▶ **Extract to read**
□ □ □ □

Canadian Senator from Quebec
- In office March 21, 1995 – April 22, 2016
- Appointed by: Jean Chrétien
- Preceded by: Paul David
- Succeeded by: Rosa Galvez

Member of Parliament for Mercier
- In office May 22, 1979 – September 3, 1984
- Preceded by: Prosper Boulanger
- Succeeded by: Carole Jacques

Personal details
- Born: April 22, 1941 (age 84) L'Assomption, Quebec, Canada
- Party: Liberal (until 2014) Independent Liberal (2014-present)
- Cabinet: Minister of State (Fitness and Amateur Sport) (1983–1984) Minister of State (Youth) (1984)
- Portfolio: Parliamentary Secretary to the Solicitor General of Canada (1980–1982) Leader of the Opposition in the Senate (2007–2008)

= Céline Hervieux-Payette =

Canadian politician

Céline Hervieux-Payette (born April 22, 1941) is a former Canadian senator who served as the Leader of the Opposition in the Senate of Canada from 2007 to 2008, the first woman to hold this position. She was previously a Liberal member of Parliament from 1979 to 1984 and a cabinet minister in the government of Pierre Trudeau in the 1980s. She retired from the Senate on April 22, 2016, upon reaching the mandatory retirement age of 75.

==Career==
In the 1970s, Hervieux-Payette served as a political aide to the Quebec government of Premier Robert Bourassa. She also served as an administrator, as president and commissioner of the Le Gardeur School Board, and as director of public relations for Steinberg Inc., a Quebec grocery and department store business.

Hervieux-Payette was first elected to the House of Commons of Canada in the 1979 election as the Liberal Member of Parliament for Mercier. She was re-elected in the 1980 election and became parliamentary secretary to the Solicitor General of Canada. In 1983, she was appointed by Prime Minister Pierre Trudeau to the Canadian Cabinet as Minister of State (Fitness and Amateur Sport). She then served as Minister of State (Youth) from January to June 1984.

She was not appointed to the Cabinet of John Turner, who succeeded Trudeau as Liberal leader and prime minister in June 1984. She stood as a candidate in the 1984 election but was defeated.

She returned to the private sector and served as vice president of business ventures at the SNC Group, an engineering and manufacturing firm, from 1985 to 1989. From 1991 to 1995, she was vice president of Regulatory and Legal Affairs for Fonorola Inc., a telecommunications firm. She began working as a counsellor for Fasken Martineau DuMoulin in 1995.

Hervieux-Payette attempted to re-enter the House of Commons in the 1988 and 1993 elections but was defeated in both attempts. In 1995, she returned to Parliament when she was appointed to the Senate of Canada by Jean Chrétien.

□ □ □ □

Collected data entries
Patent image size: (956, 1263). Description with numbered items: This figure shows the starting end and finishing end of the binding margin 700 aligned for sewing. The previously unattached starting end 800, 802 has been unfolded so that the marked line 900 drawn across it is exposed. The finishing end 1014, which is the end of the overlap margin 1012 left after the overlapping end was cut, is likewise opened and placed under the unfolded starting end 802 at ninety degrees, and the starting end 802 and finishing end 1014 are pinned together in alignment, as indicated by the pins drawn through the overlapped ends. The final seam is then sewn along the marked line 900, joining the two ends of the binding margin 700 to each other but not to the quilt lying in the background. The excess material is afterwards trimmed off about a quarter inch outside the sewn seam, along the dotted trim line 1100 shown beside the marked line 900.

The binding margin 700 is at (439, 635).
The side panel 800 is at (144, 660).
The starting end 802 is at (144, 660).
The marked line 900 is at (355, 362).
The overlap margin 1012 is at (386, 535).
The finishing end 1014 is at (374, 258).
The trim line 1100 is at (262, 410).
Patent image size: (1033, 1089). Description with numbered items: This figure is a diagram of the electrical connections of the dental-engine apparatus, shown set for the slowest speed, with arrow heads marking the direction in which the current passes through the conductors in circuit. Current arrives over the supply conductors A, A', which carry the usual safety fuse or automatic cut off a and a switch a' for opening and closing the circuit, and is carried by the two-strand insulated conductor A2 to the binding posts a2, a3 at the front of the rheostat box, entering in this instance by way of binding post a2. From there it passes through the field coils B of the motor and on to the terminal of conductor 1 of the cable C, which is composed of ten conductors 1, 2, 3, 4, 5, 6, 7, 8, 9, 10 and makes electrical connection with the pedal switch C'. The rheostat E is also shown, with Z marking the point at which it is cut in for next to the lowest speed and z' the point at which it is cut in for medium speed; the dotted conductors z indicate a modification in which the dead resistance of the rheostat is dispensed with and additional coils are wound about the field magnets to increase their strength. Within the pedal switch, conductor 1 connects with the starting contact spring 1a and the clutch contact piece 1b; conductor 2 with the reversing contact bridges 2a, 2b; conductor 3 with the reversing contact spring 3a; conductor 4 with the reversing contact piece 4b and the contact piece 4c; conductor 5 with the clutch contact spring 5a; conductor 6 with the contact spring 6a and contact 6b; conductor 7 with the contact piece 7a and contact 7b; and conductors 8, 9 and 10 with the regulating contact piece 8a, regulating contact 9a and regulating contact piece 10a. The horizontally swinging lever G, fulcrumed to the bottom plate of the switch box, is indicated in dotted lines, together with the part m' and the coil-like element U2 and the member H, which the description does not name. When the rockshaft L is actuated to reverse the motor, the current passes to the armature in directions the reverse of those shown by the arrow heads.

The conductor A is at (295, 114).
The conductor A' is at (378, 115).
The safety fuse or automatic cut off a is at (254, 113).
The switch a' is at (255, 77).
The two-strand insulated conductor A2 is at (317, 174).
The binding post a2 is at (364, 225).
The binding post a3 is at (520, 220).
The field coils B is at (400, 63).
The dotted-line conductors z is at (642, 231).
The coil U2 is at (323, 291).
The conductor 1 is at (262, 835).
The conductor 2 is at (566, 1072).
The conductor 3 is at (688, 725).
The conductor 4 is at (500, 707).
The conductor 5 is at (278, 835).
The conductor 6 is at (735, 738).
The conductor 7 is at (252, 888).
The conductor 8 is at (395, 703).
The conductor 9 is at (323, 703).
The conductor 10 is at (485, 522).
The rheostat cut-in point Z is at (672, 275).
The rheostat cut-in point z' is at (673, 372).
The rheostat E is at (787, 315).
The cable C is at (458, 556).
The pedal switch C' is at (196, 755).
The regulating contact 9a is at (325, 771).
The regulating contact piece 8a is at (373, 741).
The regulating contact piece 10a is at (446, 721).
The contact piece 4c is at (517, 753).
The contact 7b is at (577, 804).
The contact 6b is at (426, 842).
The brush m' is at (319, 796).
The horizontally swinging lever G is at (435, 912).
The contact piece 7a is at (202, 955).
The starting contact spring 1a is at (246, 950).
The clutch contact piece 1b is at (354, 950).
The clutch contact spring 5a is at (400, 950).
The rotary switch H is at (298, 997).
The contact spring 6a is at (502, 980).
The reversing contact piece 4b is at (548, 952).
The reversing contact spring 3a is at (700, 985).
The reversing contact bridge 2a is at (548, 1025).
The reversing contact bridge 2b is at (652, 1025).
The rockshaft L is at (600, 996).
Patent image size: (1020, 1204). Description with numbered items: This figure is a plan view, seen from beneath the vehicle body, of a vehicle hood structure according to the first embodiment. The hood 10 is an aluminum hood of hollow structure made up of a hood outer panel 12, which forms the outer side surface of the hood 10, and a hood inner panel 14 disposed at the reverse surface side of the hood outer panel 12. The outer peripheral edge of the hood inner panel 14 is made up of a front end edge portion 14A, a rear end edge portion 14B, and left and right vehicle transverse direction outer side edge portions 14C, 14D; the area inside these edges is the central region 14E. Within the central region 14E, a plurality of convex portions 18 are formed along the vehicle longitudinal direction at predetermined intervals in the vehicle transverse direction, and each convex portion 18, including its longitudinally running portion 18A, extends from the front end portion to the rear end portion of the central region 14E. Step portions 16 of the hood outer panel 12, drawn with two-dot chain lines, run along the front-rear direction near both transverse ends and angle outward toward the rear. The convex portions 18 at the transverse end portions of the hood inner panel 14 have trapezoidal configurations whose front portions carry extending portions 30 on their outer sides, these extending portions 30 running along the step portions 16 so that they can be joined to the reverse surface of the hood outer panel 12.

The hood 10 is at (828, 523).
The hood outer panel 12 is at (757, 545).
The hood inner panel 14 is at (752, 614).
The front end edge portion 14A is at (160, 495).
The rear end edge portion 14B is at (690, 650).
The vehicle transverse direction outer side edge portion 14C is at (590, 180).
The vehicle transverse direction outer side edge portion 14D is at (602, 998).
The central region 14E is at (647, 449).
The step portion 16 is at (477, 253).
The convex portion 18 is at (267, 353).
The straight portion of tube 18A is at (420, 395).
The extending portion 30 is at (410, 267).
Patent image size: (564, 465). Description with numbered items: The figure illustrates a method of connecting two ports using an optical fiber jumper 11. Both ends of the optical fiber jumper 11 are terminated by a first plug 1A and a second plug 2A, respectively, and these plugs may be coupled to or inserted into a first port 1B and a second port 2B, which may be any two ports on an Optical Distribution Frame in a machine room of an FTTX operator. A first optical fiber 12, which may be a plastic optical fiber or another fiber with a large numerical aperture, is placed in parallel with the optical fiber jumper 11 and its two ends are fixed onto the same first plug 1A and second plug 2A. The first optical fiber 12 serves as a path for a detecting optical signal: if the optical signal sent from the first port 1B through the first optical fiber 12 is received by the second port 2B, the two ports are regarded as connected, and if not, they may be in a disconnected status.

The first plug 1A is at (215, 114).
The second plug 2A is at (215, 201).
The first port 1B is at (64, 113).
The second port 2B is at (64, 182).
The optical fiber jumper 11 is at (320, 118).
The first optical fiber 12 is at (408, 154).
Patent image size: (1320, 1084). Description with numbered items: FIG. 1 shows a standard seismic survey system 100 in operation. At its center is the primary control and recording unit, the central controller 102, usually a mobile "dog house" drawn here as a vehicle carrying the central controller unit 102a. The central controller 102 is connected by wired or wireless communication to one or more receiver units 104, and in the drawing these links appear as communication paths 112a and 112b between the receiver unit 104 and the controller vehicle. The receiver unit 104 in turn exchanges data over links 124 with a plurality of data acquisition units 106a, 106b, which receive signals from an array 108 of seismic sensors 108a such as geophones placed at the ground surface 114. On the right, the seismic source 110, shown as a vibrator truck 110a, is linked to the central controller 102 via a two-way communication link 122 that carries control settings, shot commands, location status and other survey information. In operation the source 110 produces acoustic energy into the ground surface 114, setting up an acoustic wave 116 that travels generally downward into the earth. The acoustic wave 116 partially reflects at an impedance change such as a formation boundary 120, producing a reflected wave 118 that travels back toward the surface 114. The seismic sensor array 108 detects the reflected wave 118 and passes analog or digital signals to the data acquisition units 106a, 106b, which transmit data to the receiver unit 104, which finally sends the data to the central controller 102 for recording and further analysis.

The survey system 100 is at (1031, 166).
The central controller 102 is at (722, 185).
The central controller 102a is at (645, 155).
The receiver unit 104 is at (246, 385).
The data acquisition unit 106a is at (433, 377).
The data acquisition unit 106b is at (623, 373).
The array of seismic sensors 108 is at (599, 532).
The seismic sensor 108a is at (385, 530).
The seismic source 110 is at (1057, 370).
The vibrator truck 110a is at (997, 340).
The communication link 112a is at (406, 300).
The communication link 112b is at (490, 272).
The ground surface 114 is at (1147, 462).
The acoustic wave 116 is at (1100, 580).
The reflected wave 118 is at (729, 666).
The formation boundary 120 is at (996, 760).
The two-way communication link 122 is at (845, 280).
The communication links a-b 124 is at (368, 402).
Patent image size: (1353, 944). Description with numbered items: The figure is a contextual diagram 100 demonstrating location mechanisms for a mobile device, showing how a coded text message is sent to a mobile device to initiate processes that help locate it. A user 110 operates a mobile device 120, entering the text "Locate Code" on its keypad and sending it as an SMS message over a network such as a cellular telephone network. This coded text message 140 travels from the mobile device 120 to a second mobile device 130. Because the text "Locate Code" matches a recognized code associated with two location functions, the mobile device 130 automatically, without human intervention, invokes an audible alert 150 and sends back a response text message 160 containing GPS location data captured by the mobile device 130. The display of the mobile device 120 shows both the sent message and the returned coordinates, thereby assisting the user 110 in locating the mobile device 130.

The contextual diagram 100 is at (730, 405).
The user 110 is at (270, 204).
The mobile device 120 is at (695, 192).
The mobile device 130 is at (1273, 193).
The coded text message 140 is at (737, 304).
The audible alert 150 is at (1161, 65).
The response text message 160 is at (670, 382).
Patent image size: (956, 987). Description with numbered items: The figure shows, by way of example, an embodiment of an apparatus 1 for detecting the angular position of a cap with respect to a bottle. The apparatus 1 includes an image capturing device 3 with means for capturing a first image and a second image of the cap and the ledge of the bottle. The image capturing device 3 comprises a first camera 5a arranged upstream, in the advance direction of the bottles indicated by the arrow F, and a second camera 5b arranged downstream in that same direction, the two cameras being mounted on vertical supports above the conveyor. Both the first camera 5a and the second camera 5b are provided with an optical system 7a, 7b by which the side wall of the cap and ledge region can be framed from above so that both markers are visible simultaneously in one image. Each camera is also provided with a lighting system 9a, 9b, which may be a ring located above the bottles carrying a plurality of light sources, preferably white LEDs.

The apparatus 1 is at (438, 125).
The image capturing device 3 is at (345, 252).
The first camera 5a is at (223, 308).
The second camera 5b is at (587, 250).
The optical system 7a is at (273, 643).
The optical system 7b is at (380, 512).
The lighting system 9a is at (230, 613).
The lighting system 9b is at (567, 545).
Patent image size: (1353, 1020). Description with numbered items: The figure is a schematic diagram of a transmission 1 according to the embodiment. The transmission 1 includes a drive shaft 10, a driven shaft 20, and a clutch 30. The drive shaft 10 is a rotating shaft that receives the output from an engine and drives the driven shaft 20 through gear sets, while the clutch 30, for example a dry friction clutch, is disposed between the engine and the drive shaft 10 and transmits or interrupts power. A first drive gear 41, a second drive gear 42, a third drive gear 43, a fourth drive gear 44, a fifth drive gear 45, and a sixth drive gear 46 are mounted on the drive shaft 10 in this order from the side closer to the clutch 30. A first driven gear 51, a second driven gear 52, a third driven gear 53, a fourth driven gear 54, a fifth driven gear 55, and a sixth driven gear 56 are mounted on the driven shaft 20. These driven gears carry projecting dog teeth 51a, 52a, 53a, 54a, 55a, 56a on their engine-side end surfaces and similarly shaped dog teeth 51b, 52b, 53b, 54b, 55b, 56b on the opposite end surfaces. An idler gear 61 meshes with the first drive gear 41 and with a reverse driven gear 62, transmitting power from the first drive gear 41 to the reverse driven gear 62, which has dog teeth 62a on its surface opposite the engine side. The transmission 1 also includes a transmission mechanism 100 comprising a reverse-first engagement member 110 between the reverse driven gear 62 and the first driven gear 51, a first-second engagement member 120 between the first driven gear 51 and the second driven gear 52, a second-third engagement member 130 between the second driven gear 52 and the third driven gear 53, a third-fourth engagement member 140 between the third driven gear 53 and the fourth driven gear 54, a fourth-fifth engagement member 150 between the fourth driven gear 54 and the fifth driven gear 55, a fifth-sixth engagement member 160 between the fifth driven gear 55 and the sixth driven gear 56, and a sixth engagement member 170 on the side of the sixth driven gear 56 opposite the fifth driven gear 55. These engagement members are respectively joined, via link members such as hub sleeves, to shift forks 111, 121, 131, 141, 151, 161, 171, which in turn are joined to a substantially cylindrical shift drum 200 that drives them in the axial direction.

□ □ □ □

▶ **What you will do**
- 1) In the text about Céline Hervieux-Payette, why did she retire from the Senate on April 22, 2016? Answer in one to three sentences.
- 2) Translate this sentence from the text about Céline Hervieux-Payette into French: "She stood as a candidate in the 1984 election but was defeated."
- 3) Transcribe the passage of the text about Céline Hervieux-Payette that runs from "Canadian politician" up to and including "department store business.".

▶ **Problem solutions**
- 1) She retired from the Senate on April 22, 2016, because on that day she reached 75, the mandatory retirement age.

- 2) Elle s'est présentée comme candidate aux élections de 1984, mais a été défaite.

- 3)
Canadian politician

Céline Hervieux-Payette (born April 22, 1941) is a former Canadian senator who served as the Leader of the Opposition in the Senate of Canada from 2007 to 2008, the first woman to hold this position. She was previously a Liberal member of Parliament from 1979 to 1984 and a cabinet minister in the government of Pierre Trudeau in the 1980s. She retired from the Senate on April 22, 2016, upon reaching the mandatory retirement age of 75.

==Career==
In the 1970s, Hervieux-Payette served as a political aide to the Quebec government of Premier Robert Bourassa. She also served as an administrator, as president and commissioner of the Le Gardeur School Board, and as director of public relations for Steinberg Inc., a Quebec grocery and department store business.